TASK REQUIREMENTS
Switch "Segment" to "Annotate" in the data from its first line through the line that contains "data-point-st-gain (439, 154, 450, 165)", and give back only those lines with everything else unchanged.

DATA SHOWN
* start *

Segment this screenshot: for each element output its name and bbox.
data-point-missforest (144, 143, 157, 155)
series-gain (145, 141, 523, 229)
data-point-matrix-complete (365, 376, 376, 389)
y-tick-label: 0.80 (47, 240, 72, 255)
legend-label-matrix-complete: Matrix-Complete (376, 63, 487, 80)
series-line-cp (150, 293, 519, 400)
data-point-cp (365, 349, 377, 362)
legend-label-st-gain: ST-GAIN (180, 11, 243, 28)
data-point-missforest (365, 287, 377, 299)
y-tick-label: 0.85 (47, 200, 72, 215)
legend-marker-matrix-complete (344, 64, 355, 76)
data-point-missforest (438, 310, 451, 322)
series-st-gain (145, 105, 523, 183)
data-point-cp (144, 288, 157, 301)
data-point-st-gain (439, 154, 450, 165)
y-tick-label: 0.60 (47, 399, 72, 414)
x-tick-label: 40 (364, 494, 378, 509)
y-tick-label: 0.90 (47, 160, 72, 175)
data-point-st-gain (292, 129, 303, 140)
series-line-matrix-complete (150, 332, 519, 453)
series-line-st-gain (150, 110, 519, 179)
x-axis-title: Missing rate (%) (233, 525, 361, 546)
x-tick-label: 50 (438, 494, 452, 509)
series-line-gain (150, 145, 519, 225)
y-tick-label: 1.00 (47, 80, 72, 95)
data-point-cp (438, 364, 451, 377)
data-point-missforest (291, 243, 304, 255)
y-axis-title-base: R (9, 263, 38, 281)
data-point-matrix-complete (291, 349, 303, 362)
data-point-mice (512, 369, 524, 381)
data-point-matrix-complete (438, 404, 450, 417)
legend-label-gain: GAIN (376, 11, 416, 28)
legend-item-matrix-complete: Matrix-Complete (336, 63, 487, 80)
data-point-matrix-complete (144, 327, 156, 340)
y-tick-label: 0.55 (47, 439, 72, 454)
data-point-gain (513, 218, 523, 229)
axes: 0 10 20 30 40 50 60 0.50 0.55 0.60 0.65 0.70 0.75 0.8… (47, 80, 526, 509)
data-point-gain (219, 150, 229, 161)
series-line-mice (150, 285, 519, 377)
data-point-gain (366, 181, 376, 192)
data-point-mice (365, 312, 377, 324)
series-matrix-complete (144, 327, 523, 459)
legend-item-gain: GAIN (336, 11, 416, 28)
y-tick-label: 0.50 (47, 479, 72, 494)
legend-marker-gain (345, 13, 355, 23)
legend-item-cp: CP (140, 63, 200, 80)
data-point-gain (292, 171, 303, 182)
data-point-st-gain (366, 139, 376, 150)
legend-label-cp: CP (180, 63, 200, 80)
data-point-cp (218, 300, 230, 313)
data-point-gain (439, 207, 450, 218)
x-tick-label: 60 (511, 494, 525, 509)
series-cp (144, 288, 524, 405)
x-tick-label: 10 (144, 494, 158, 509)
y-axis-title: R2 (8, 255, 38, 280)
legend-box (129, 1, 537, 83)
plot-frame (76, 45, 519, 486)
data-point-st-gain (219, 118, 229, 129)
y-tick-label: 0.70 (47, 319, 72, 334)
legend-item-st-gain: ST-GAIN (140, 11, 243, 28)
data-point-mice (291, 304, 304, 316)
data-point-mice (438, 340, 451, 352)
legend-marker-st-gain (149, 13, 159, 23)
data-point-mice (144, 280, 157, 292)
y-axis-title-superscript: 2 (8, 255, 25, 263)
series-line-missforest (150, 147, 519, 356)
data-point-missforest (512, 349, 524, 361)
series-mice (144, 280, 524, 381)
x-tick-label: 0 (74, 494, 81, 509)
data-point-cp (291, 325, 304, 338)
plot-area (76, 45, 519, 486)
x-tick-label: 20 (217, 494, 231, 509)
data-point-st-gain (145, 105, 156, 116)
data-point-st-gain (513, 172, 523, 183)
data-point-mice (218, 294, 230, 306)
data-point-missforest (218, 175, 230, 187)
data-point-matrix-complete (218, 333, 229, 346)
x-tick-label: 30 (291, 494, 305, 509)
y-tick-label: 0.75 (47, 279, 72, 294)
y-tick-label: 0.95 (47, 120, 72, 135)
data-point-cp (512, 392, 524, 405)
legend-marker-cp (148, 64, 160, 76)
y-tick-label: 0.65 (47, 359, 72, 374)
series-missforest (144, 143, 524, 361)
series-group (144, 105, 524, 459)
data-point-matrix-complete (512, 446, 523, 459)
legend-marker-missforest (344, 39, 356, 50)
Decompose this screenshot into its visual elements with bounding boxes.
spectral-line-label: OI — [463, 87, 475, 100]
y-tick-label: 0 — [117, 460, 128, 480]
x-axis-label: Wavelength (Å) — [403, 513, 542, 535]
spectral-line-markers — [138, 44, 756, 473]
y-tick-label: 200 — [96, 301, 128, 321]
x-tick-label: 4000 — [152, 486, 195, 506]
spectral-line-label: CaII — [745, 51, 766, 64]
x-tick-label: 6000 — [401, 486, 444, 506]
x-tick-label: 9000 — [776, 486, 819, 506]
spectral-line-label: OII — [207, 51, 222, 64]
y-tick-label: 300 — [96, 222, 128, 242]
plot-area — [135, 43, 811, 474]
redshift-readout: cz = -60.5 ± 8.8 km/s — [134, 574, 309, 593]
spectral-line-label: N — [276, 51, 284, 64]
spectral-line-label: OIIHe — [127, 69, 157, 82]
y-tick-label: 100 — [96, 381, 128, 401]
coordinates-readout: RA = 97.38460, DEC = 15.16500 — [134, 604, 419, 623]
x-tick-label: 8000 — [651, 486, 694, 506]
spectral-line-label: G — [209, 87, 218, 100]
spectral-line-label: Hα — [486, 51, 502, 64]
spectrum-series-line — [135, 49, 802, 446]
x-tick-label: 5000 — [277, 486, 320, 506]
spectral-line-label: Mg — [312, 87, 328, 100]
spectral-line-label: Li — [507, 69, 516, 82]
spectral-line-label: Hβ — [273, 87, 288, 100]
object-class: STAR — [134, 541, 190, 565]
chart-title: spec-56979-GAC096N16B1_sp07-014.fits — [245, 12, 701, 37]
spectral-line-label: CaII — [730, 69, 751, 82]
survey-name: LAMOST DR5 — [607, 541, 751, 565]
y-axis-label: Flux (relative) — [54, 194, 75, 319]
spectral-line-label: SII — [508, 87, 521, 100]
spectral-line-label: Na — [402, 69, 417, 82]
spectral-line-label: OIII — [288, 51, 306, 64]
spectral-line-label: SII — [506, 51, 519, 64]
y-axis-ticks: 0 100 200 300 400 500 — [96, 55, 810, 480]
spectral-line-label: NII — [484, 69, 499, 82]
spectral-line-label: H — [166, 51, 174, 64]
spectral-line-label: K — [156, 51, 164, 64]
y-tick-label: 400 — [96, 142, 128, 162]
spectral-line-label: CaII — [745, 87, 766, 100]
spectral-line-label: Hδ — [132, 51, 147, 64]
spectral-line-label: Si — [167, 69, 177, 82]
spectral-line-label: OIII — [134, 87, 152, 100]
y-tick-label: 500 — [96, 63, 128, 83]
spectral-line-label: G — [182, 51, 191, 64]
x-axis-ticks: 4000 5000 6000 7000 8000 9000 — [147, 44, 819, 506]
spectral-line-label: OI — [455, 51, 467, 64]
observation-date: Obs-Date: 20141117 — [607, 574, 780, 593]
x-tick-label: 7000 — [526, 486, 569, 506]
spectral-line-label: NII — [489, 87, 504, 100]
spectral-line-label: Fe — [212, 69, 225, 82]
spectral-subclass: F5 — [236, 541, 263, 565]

* end *

EXERCISE ANSWER
Annotate this screenshot: for each element output its name and bbox.
data-point-missforest (144, 143, 157, 155)
series-gain (145, 141, 523, 229)
data-point-matrix-complete (365, 376, 376, 389)
y-tick-label: 0.80 (47, 240, 72, 255)
legend-label-matrix-complete: Matrix-Complete (376, 63, 487, 80)
series-line-cp (150, 293, 519, 400)
data-point-cp (365, 349, 377, 362)
legend-label-st-gain: ST-GAIN (180, 11, 243, 28)
data-point-missforest (365, 287, 377, 299)
y-tick-label: 0.85 (47, 200, 72, 215)
legend-marker-matrix-complete (344, 64, 355, 76)
data-point-missforest (438, 310, 451, 322)
series-st-gain (145, 105, 523, 183)
data-point-cp (144, 288, 157, 301)
data-point-st-gain (439, 154, 450, 165)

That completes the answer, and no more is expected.